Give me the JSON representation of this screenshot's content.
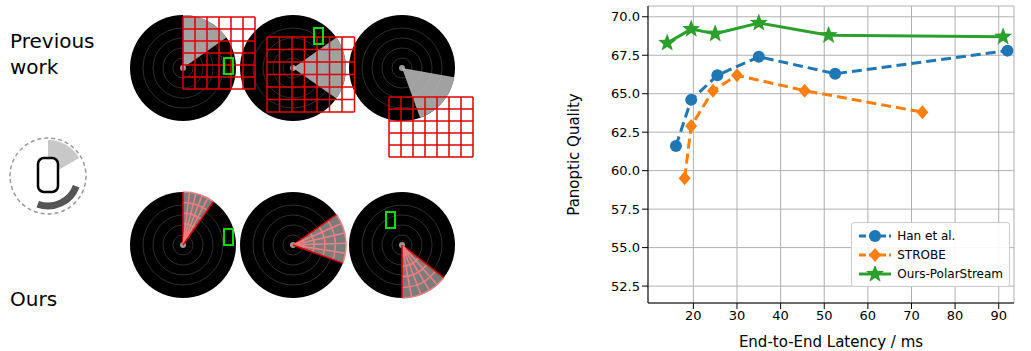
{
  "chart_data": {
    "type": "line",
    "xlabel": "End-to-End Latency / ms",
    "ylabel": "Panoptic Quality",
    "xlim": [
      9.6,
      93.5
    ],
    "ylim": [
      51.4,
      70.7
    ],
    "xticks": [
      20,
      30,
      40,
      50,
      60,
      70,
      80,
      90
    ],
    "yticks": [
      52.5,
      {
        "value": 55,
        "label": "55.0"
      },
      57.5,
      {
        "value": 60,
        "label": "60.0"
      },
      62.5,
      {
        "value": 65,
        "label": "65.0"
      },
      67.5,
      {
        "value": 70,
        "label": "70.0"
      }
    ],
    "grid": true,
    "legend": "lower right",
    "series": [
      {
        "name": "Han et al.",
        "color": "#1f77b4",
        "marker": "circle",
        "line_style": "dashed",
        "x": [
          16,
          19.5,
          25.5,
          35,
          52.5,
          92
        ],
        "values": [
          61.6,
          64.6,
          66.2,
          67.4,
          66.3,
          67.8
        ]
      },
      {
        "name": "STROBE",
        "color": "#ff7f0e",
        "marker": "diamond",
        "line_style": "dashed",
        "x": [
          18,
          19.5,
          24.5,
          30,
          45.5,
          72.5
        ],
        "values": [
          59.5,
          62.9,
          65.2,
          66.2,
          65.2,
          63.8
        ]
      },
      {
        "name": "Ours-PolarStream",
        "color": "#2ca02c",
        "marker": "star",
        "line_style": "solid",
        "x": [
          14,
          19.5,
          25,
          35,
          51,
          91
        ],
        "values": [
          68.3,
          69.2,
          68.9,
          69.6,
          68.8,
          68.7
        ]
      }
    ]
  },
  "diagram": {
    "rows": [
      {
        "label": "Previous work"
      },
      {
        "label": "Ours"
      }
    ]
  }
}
□ □ □ □ □ □ □
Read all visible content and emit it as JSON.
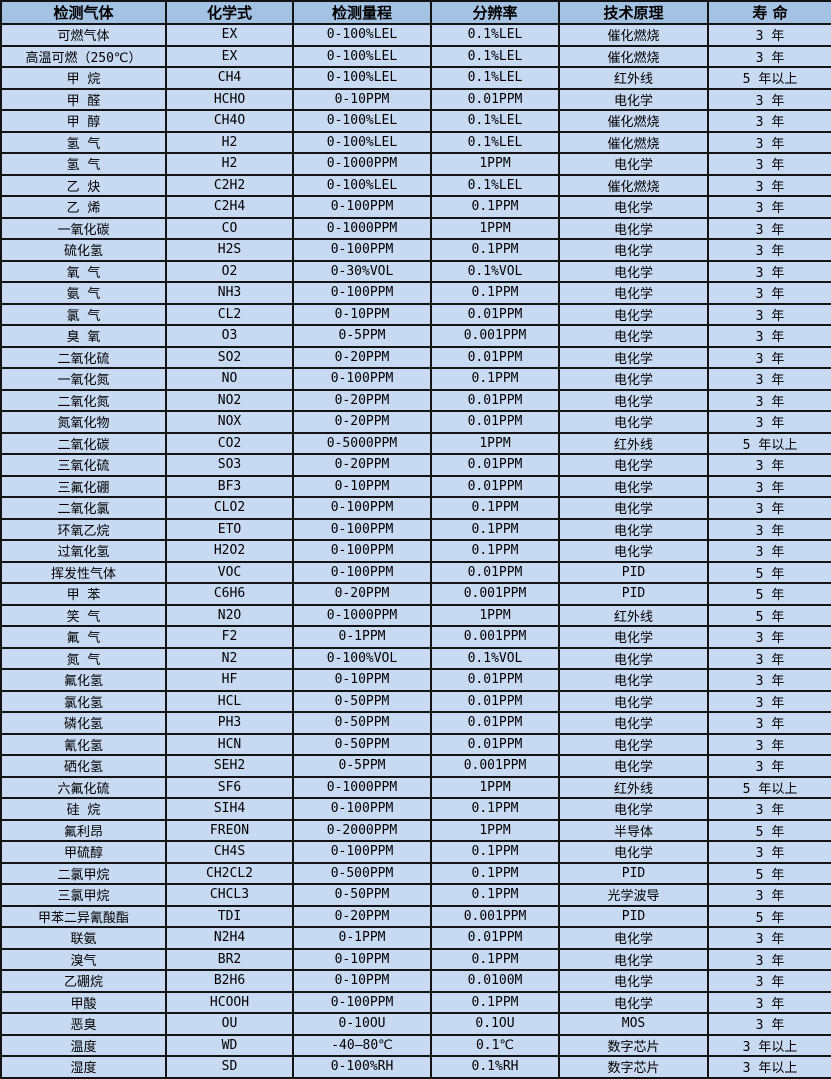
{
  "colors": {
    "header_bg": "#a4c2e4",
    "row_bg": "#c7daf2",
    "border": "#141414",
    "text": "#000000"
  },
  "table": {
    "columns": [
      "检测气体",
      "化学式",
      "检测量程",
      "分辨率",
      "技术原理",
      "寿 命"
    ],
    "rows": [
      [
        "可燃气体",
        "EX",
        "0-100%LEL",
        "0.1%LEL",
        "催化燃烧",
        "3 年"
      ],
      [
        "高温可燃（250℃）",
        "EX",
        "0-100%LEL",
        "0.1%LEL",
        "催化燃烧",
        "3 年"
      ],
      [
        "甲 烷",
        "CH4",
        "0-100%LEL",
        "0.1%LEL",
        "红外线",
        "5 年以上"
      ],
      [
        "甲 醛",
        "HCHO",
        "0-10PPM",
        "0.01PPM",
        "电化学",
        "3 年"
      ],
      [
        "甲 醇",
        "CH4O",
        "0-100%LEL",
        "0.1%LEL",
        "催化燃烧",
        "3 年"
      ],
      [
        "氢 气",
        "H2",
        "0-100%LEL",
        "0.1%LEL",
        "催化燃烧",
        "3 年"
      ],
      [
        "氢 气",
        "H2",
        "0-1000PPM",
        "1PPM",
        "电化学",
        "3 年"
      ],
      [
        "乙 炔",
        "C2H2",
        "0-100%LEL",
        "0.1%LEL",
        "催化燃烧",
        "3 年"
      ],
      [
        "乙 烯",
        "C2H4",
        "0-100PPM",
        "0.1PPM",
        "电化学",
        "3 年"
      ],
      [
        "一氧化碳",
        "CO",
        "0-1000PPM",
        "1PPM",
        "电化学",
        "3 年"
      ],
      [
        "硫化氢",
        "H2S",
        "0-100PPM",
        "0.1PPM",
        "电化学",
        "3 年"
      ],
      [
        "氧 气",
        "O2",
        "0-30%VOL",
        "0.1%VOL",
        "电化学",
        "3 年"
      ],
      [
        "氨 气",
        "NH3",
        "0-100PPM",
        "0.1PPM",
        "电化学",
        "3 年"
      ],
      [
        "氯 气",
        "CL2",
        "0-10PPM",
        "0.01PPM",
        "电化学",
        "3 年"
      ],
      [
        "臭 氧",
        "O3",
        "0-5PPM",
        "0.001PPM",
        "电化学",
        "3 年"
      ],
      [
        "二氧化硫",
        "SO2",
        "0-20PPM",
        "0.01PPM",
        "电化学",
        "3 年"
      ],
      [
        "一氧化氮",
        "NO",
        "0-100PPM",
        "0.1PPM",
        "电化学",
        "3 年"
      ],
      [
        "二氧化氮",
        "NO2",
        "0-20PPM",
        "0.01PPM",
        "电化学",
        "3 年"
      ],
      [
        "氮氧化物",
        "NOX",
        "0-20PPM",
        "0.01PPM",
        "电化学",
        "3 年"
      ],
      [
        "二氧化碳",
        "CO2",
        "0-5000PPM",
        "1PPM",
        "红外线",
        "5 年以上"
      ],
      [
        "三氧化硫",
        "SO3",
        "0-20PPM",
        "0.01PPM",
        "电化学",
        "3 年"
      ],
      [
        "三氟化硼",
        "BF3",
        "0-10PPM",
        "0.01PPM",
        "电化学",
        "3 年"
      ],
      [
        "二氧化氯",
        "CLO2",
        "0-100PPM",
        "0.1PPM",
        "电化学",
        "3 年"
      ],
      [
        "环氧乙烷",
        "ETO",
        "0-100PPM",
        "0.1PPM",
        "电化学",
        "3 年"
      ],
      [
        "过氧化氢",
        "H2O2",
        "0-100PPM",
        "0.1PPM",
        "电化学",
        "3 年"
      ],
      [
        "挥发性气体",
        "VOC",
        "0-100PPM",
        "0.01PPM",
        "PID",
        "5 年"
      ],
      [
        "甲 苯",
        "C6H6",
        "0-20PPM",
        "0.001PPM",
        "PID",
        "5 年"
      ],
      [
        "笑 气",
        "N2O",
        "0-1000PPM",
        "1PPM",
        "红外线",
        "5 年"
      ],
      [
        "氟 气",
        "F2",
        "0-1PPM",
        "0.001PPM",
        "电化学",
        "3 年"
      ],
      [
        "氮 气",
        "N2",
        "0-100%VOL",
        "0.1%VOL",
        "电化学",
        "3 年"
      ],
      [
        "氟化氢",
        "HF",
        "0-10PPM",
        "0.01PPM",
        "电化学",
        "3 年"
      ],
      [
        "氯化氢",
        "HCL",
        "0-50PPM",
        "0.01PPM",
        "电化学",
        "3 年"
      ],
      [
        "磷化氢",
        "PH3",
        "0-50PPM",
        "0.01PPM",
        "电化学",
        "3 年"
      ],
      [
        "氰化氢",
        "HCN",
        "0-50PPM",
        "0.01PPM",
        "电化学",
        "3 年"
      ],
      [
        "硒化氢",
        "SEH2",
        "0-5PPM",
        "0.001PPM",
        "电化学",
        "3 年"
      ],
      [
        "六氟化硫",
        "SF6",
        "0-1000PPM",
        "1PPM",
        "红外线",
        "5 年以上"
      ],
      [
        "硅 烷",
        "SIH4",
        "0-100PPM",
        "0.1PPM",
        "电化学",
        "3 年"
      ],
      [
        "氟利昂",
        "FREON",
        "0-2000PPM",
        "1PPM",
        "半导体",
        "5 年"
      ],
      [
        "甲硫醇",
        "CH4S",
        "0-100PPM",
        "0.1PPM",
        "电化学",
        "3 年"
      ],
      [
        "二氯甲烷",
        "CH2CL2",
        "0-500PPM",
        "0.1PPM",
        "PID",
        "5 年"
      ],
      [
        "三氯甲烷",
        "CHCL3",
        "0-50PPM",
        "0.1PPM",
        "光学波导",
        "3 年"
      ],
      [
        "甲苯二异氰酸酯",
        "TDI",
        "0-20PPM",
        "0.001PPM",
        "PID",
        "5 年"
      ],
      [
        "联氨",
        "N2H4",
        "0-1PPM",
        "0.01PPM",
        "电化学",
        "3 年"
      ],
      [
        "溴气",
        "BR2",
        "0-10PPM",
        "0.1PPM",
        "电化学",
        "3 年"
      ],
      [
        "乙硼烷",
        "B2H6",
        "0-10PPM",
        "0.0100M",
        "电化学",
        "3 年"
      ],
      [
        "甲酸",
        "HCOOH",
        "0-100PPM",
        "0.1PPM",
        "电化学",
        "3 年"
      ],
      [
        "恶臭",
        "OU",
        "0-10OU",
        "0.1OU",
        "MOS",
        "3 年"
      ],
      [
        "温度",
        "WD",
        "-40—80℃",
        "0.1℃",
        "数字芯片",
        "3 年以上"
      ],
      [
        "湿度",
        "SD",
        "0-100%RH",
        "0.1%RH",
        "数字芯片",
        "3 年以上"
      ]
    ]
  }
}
□ □ □ □ □ □ □
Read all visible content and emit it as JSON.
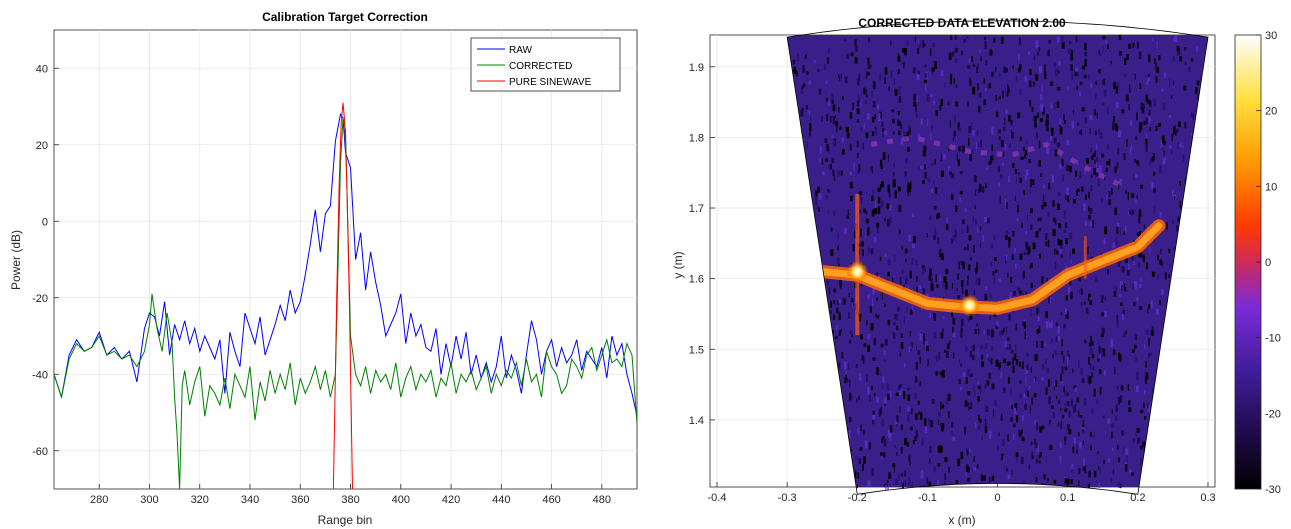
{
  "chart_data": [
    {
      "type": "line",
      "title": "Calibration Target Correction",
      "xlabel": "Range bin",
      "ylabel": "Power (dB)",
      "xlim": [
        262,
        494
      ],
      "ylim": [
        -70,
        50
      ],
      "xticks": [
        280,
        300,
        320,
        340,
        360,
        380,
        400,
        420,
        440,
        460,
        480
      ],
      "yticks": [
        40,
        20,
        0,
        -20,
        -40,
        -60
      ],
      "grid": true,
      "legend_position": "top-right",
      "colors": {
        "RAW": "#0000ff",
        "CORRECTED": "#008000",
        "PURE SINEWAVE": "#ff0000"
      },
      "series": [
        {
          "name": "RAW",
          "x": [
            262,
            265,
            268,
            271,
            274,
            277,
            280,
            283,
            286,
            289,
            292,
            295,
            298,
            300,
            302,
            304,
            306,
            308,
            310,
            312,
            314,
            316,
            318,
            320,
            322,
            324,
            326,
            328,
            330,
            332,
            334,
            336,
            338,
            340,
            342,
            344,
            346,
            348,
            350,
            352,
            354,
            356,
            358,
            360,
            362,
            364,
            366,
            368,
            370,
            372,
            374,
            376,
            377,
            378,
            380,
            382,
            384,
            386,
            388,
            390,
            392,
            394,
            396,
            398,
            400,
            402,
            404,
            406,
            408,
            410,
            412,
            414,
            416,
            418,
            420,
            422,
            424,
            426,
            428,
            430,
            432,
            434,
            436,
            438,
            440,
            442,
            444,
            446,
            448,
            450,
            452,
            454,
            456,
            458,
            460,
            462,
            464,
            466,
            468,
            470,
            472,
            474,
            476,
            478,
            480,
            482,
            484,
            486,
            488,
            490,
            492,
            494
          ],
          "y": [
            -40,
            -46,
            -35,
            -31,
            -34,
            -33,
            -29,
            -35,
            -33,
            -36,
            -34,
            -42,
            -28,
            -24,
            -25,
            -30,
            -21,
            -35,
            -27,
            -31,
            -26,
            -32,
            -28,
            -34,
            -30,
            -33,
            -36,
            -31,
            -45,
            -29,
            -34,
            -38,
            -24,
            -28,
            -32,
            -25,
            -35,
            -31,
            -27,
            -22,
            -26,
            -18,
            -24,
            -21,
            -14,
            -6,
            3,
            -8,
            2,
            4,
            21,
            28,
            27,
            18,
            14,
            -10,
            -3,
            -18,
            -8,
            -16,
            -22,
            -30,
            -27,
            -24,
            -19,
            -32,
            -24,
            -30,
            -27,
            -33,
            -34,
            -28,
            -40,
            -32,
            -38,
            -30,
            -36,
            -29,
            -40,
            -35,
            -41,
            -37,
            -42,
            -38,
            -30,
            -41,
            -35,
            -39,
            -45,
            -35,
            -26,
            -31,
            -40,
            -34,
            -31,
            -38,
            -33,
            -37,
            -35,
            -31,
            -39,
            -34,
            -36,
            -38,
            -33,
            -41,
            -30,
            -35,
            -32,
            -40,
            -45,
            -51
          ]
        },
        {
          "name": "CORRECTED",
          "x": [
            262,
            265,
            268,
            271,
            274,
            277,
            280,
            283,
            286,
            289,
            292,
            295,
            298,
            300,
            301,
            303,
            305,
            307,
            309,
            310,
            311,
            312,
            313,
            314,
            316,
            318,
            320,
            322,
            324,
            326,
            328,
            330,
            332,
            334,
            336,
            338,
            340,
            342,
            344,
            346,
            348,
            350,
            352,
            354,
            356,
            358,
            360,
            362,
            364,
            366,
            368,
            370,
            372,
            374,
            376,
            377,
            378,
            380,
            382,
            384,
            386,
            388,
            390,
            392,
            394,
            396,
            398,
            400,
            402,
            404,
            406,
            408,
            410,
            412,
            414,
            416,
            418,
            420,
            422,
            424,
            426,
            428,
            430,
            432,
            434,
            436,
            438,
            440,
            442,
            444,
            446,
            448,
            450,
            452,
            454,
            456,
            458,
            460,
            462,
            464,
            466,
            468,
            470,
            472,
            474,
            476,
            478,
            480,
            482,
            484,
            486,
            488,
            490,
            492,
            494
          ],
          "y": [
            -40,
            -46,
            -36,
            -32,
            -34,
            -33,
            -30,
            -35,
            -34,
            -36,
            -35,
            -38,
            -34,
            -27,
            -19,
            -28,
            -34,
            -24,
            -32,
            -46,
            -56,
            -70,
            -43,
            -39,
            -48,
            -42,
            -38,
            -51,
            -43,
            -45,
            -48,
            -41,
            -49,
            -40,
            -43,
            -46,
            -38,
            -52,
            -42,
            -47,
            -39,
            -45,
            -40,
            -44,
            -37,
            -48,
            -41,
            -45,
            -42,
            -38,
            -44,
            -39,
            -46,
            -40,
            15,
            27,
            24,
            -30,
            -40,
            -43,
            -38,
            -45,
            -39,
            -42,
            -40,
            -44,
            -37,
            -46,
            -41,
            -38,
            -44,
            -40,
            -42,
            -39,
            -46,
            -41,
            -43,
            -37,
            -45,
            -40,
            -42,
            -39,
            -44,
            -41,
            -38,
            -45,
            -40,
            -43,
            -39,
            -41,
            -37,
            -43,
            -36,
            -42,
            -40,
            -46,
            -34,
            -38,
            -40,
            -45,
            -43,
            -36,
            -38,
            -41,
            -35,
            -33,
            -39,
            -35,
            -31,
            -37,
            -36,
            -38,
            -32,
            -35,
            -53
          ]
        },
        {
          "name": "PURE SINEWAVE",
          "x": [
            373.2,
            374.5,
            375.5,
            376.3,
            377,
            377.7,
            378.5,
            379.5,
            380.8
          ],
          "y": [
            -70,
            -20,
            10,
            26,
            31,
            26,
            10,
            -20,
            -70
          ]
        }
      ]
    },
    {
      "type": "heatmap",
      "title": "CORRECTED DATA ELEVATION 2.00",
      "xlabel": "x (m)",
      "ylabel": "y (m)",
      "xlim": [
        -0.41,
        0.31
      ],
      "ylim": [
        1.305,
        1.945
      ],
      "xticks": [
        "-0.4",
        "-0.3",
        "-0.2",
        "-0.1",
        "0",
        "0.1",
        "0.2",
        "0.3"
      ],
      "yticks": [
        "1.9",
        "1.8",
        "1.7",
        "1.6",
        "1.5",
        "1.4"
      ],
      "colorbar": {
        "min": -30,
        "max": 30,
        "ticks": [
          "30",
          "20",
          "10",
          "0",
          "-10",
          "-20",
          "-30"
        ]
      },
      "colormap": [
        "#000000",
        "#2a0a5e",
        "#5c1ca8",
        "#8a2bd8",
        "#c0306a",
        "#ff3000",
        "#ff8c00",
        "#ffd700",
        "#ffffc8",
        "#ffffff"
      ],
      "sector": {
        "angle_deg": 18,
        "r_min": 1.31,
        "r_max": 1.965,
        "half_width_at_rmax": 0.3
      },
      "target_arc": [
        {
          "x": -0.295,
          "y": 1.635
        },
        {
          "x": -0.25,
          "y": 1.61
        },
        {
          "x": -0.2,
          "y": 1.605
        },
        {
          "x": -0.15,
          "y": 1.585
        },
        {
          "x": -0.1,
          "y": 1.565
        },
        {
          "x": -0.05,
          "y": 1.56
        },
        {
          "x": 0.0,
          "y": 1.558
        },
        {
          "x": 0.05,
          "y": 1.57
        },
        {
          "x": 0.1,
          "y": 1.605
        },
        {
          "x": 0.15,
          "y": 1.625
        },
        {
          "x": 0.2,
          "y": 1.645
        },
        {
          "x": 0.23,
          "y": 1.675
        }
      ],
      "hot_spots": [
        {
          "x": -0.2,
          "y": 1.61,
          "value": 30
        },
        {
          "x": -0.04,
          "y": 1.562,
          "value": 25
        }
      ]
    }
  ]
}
□ □ □ □ □ □ □
** WHAT IS BEING ASKED **
Tell how many lines of the data include the word "CORRECTED", and nothing else.

** THE COMPLETED TASK **
3